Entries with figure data
******************************
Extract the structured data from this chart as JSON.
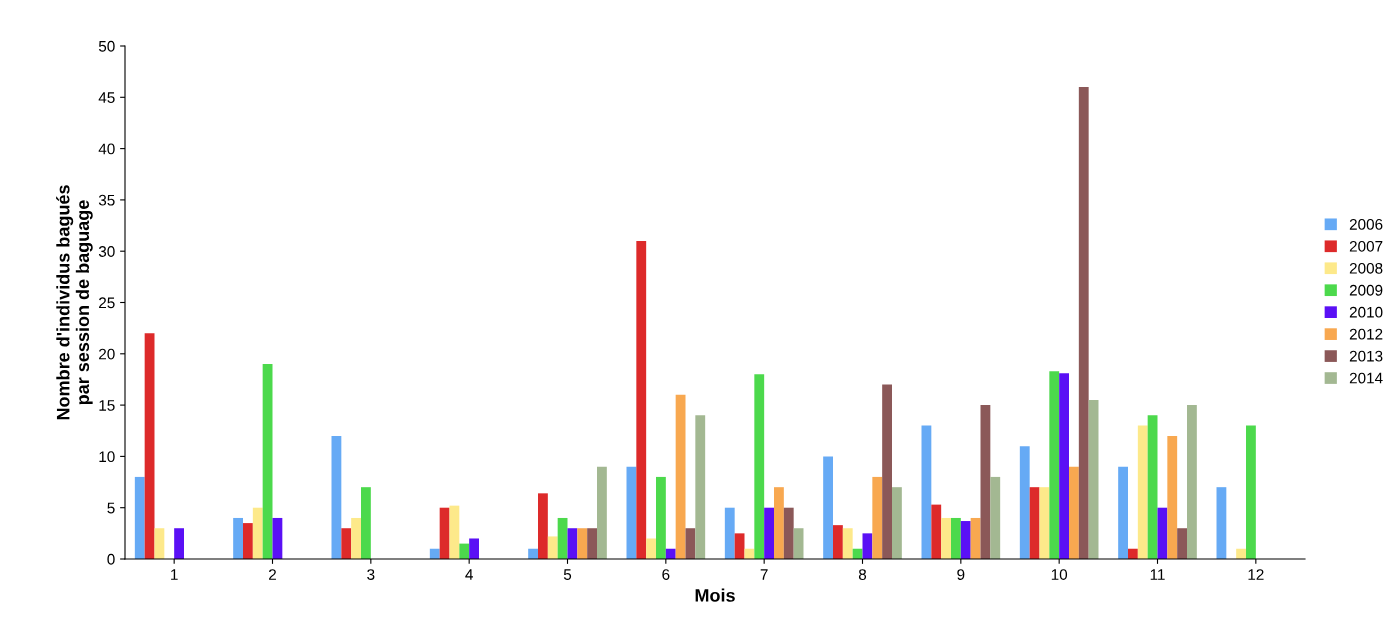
{
  "chart_data": {
    "type": "bar",
    "xlabel": "Mois",
    "ylabel": "Nombre d'individus bagués\npar session de baguage",
    "categories": [
      "1",
      "2",
      "3",
      "4",
      "5",
      "6",
      "7",
      "8",
      "9",
      "10",
      "11",
      "12"
    ],
    "ylim": [
      0,
      50
    ],
    "yticks": [
      0,
      5,
      10,
      15,
      20,
      25,
      30,
      35,
      40,
      45,
      50
    ],
    "grid": false,
    "legend": "right",
    "series": [
      {
        "name": "2006",
        "color": "#66aaf5",
        "values": [
          8,
          4,
          12,
          1,
          1,
          9,
          5,
          10,
          13,
          11,
          9,
          7
        ]
      },
      {
        "name": "2007",
        "color": "#dd2a2a",
        "values": [
          22,
          3.5,
          3,
          5,
          6.4,
          31,
          2.5,
          3.3,
          5.3,
          7,
          1,
          null
        ]
      },
      {
        "name": "2008",
        "color": "#fde98a",
        "values": [
          3,
          5,
          4,
          5.2,
          2.2,
          2,
          1,
          3,
          4,
          7,
          13,
          1
        ]
      },
      {
        "name": "2009",
        "color": "#4cd94c",
        "values": [
          null,
          19,
          7,
          1.5,
          4,
          8,
          18,
          1,
          4,
          18.3,
          14,
          13
        ]
      },
      {
        "name": "2010",
        "color": "#5a10f5",
        "values": [
          3,
          4,
          null,
          2,
          3,
          1,
          5,
          2.5,
          3.7,
          18.1,
          5,
          null
        ]
      },
      {
        "name": "2012",
        "color": "#f8a850",
        "values": [
          null,
          null,
          null,
          null,
          3,
          16,
          7,
          8,
          4,
          9,
          12,
          null
        ]
      },
      {
        "name": "2013",
        "color": "#8b5858",
        "values": [
          null,
          null,
          null,
          null,
          3,
          3,
          5,
          17,
          15,
          46,
          3,
          null
        ]
      },
      {
        "name": "2014",
        "color": "#a3b892",
        "values": [
          null,
          null,
          null,
          null,
          9,
          14,
          3,
          7,
          8,
          15.5,
          15,
          null
        ]
      }
    ]
  }
}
******************************
**WRITTEN REQUEST**
Quote the preceding records in their entirety, excluding every picture.

**RESULT OF THIS EXERCISE**
Extract the structured data from this chart as JSON.
{
  "chart_data": {
    "type": "bar",
    "xlabel": "Mois",
    "ylabel": "Nombre d'individus bagués\npar session de baguage",
    "categories": [
      "1",
      "2",
      "3",
      "4",
      "5",
      "6",
      "7",
      "8",
      "9",
      "10",
      "11",
      "12"
    ],
    "ylim": [
      0,
      50
    ],
    "yticks": [
      0,
      5,
      10,
      15,
      20,
      25,
      30,
      35,
      40,
      45,
      50
    ],
    "grid": false,
    "legend": "right",
    "series": [
      {
        "name": "2006",
        "color": "#66aaf5",
        "values": [
          8,
          4,
          12,
          1,
          1,
          9,
          5,
          10,
          13,
          11,
          9,
          7
        ]
      },
      {
        "name": "2007",
        "color": "#dd2a2a",
        "values": [
          22,
          3.5,
          3,
          5,
          6.4,
          31,
          2.5,
          3.3,
          5.3,
          7,
          1,
          null
        ]
      },
      {
        "name": "2008",
        "color": "#fde98a",
        "values": [
          3,
          5,
          4,
          5.2,
          2.2,
          2,
          1,
          3,
          4,
          7,
          13,
          1
        ]
      },
      {
        "name": "2009",
        "color": "#4cd94c",
        "values": [
          null,
          19,
          7,
          1.5,
          4,
          8,
          18,
          1,
          4,
          18.3,
          14,
          13
        ]
      },
      {
        "name": "2010",
        "color": "#5a10f5",
        "values": [
          3,
          4,
          null,
          2,
          3,
          1,
          5,
          2.5,
          3.7,
          18.1,
          5,
          null
        ]
      },
      {
        "name": "2012",
        "color": "#f8a850",
        "values": [
          null,
          null,
          null,
          null,
          3,
          16,
          7,
          8,
          4,
          9,
          12,
          null
        ]
      },
      {
        "name": "2013",
        "color": "#8b5858",
        "values": [
          null,
          null,
          null,
          null,
          3,
          3,
          5,
          17,
          15,
          46,
          3,
          null
        ]
      },
      {
        "name": "2014",
        "color": "#a3b892",
        "values": [
          null,
          null,
          null,
          null,
          9,
          14,
          3,
          7,
          8,
          15.5,
          15,
          null
        ]
      }
    ]
  }
}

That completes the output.